> **PROBLEM STATEMENT**
Convert part of the listing below into a JSON list of strings, one string per line and no blank lines. Begin at the line that has "data-point (622, 231, 643, 252)" and stop after the line that has "x-tick-label: 250 (1049, 968, 1115, 1017)".

EXERCISE INPUTS start

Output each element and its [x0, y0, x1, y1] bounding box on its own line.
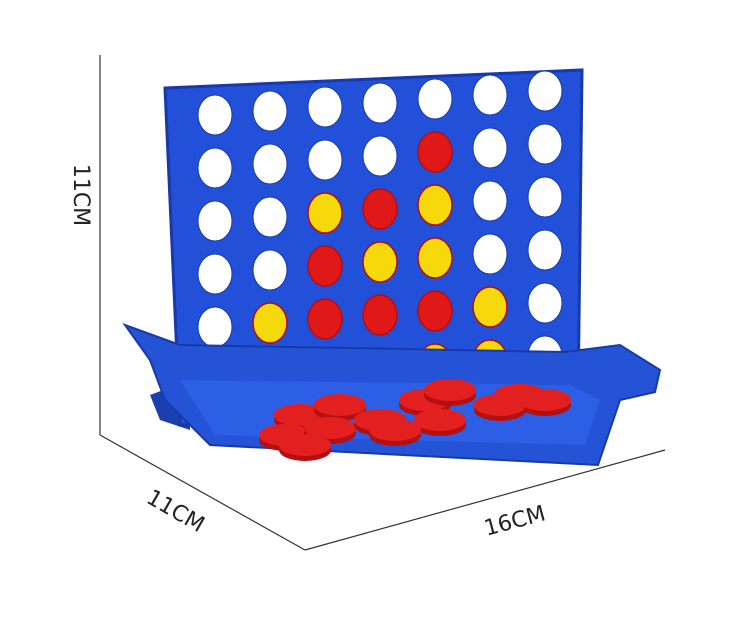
- hole: [307, 139, 343, 181]
- chip: [519, 389, 571, 411]
- disc: [307, 298, 343, 340]
- disc: [472, 286, 508, 328]
- disc: [307, 245, 343, 287]
- hole: [527, 123, 563, 165]
- disc: [362, 188, 398, 230]
- hole: [252, 143, 288, 185]
- hole: [252, 249, 288, 291]
- disc: [417, 131, 453, 173]
- chip: [414, 409, 466, 431]
- disc: [362, 294, 398, 336]
- disc: [417, 237, 453, 279]
- disc: [362, 241, 398, 283]
- hole: [527, 176, 563, 218]
- hole: [197, 253, 233, 295]
- disc: [417, 184, 453, 226]
- hole: [472, 180, 508, 222]
- hole: [197, 306, 233, 348]
- hole: [362, 82, 398, 124]
- chip: [304, 417, 356, 439]
- loose-chips: [259, 379, 571, 461]
- hole: [527, 70, 563, 112]
- height-label: 11CM: [68, 164, 93, 226]
- chip: [279, 434, 331, 456]
- hole: [307, 86, 343, 128]
- hole: [197, 200, 233, 242]
- chip: [369, 419, 421, 441]
- hole: [252, 90, 288, 132]
- disc: [252, 302, 288, 344]
- hole: [472, 233, 508, 275]
- hole: [527, 282, 563, 324]
- hole: [472, 74, 508, 116]
- hole: [197, 94, 233, 136]
- chip: [474, 394, 526, 416]
- chip: [314, 394, 366, 416]
- hole: [252, 196, 288, 238]
- hole: [417, 78, 453, 120]
- width-line: [304, 449, 666, 551]
- chip: [424, 379, 476, 401]
- hole: [472, 127, 508, 169]
- depth-line: [99, 434, 306, 551]
- hole: [527, 229, 563, 271]
- hole: [197, 147, 233, 189]
- hole: [362, 135, 398, 177]
- disc: [417, 290, 453, 332]
- disc: [307, 192, 343, 234]
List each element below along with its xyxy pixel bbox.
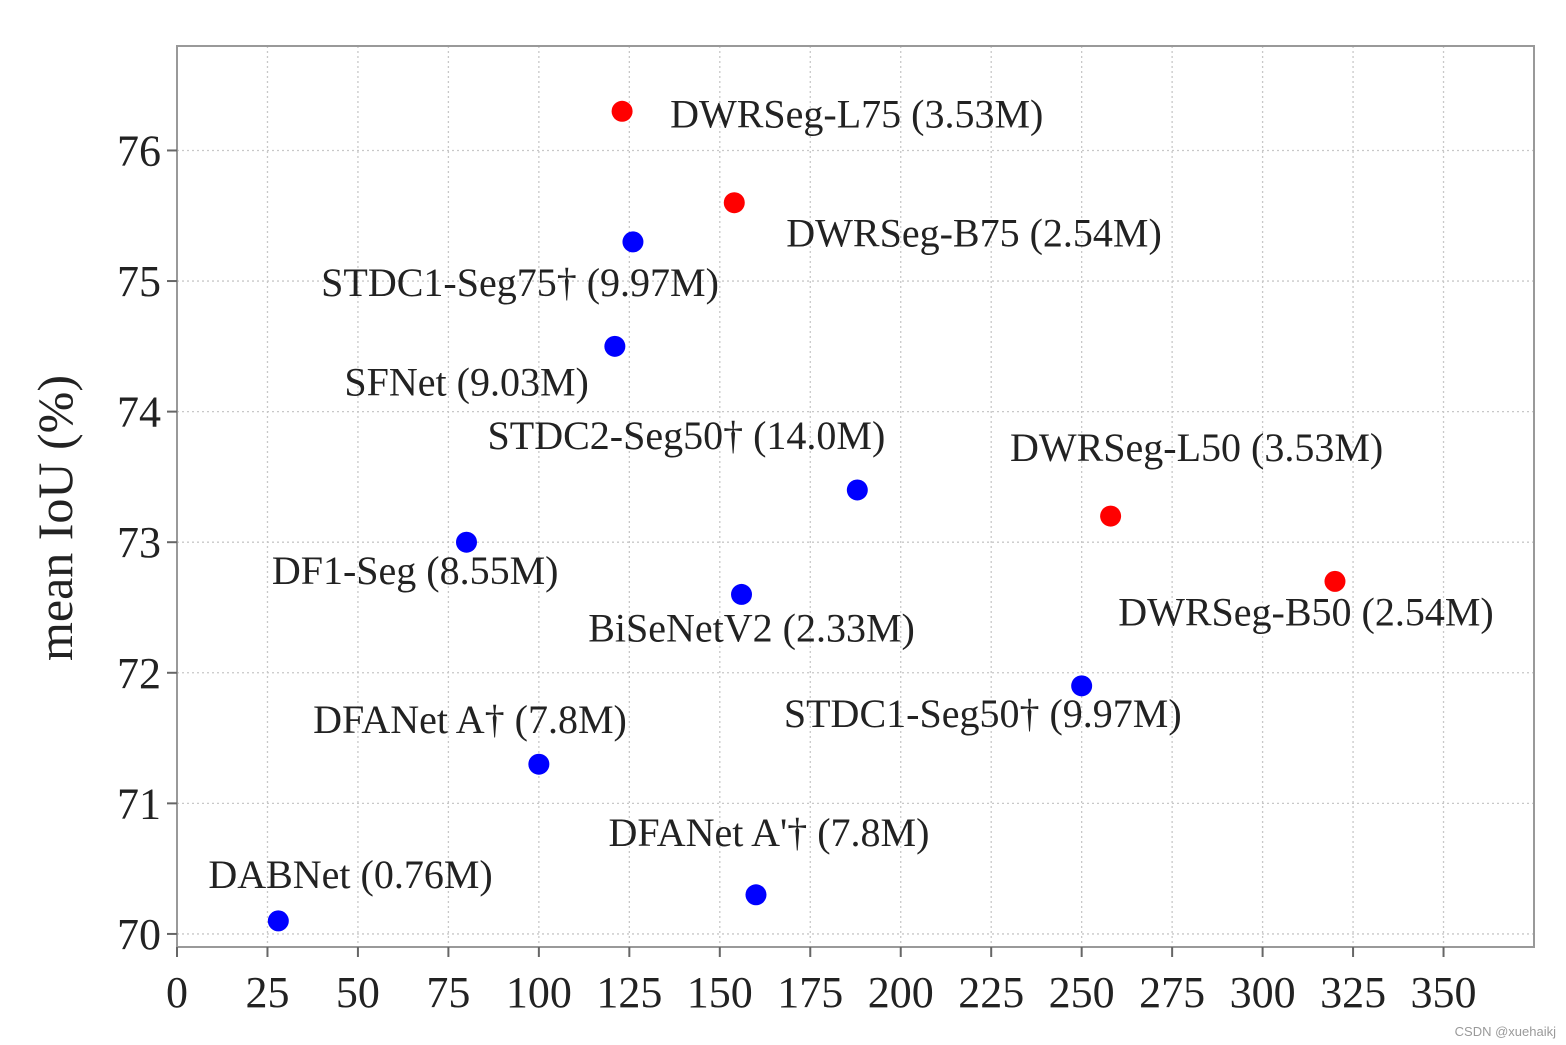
data-point (622, 231, 643, 252)
y-axis: 70 71 72 73 74 75 76 (117, 126, 177, 958)
y-tick-label: 74 (117, 388, 161, 437)
data-point (847, 479, 868, 500)
point-label: DWRSeg-L75 (3.53M) (670, 91, 1043, 136)
x-tick-label: 0 (166, 968, 188, 1017)
x-tick-label: 275 (1139, 968, 1205, 1017)
point-label: STDC1-Seg50† (9.97M) (784, 691, 1182, 736)
data-point (528, 754, 549, 775)
point-label: DWRSeg-B75 (2.54M) (786, 211, 1162, 256)
x-tick-label: 225 (958, 968, 1024, 1017)
x-tick-label: 50 (336, 968, 380, 1017)
x-tick-label: 250 (1049, 968, 1115, 1017)
y-axis-label: mean IoU (%) (27, 375, 83, 661)
x-tick-label: 350 (1411, 968, 1477, 1017)
data-point (604, 336, 625, 357)
y-tick-label: 76 (117, 126, 161, 175)
point-label: DWRSeg-L50 (3.53M) (1010, 425, 1383, 470)
point-label: DWRSeg-B50 (2.54M) (1118, 589, 1494, 634)
x-tick-label: 300 (1230, 968, 1296, 1017)
x-tick-label: 100 (506, 968, 572, 1017)
x-tick-label: 25 (245, 968, 289, 1017)
y-tick-label: 71 (117, 779, 161, 828)
point-label: STDC2-Seg50† (14.0M) (488, 413, 886, 458)
scatter-chart: 0 25 50 75 100 125 150 175 200 225 250 275 300 325 350… (0, 0, 1566, 1045)
watermark: CSDN @xuehaikj (1455, 1024, 1556, 1039)
y-tick-label: 73 (117, 518, 161, 567)
point-label: DFANet A'† (7.8M) (609, 810, 930, 855)
data-point (724, 192, 745, 213)
data-point (1100, 506, 1121, 527)
point-label: DF1-Seg (8.55M) (272, 548, 559, 593)
x-tick-label: 125 (596, 968, 662, 1017)
y-tick-label: 75 (117, 257, 161, 306)
x-tick-label: 325 (1320, 968, 1386, 1017)
point-label: STDC1-Seg75† (9.97M) (321, 260, 719, 305)
data-point (612, 101, 633, 122)
data-point (731, 584, 752, 605)
x-tick-label: 200 (868, 968, 934, 1017)
x-tick-label: 175 (777, 968, 843, 1017)
data-point (268, 910, 289, 931)
y-tick-label: 70 (117, 910, 161, 959)
point-label: DABNet (0.76M) (208, 852, 492, 897)
x-tick-label: 150 (687, 968, 753, 1017)
point-label: SFNet (9.03M) (344, 359, 588, 404)
point-label: DFANet A† (7.8M) (313, 697, 627, 742)
point-label: BiSeNetV2 (2.33M) (588, 605, 915, 650)
x-tick-label: 75 (426, 968, 470, 1017)
y-tick-label: 72 (117, 649, 161, 698)
data-point (745, 884, 766, 905)
x-axis: 0 25 50 75 100 125 150 175 200 225 250 275 300 325 350 (166, 947, 1477, 1017)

EXERCISE INPUTS end

> **RESPONSE TO THE EXERCISE**
[
  "data-point (622, 231, 643, 252)",
  "y-axis: 70 71 72 73 74 75 76 (117, 126, 177, 958)",
  "y-tick-label: 74 (117, 388, 161, 437)",
  "data-point (847, 479, 868, 500)",
  "point-label: DWRSeg-L75 (3.53M) (670, 91, 1043, 136)",
  "x-tick-label: 0 (166, 968, 188, 1017)",
  "x-tick-label: 275 (1139, 968, 1205, 1017)",
  "point-label: STDC1-Seg50† (9.97M) (784, 691, 1182, 736)",
  "data-point (528, 754, 549, 775)",
  "point-label: DWRSeg-B75 (2.54M) (786, 211, 1162, 256)",
  "x-tick-label: 225 (958, 968, 1024, 1017)",
  "x-tick-label: 50 (336, 968, 380, 1017)",
  "x-tick-label: 250 (1049, 968, 1115, 1017)"
]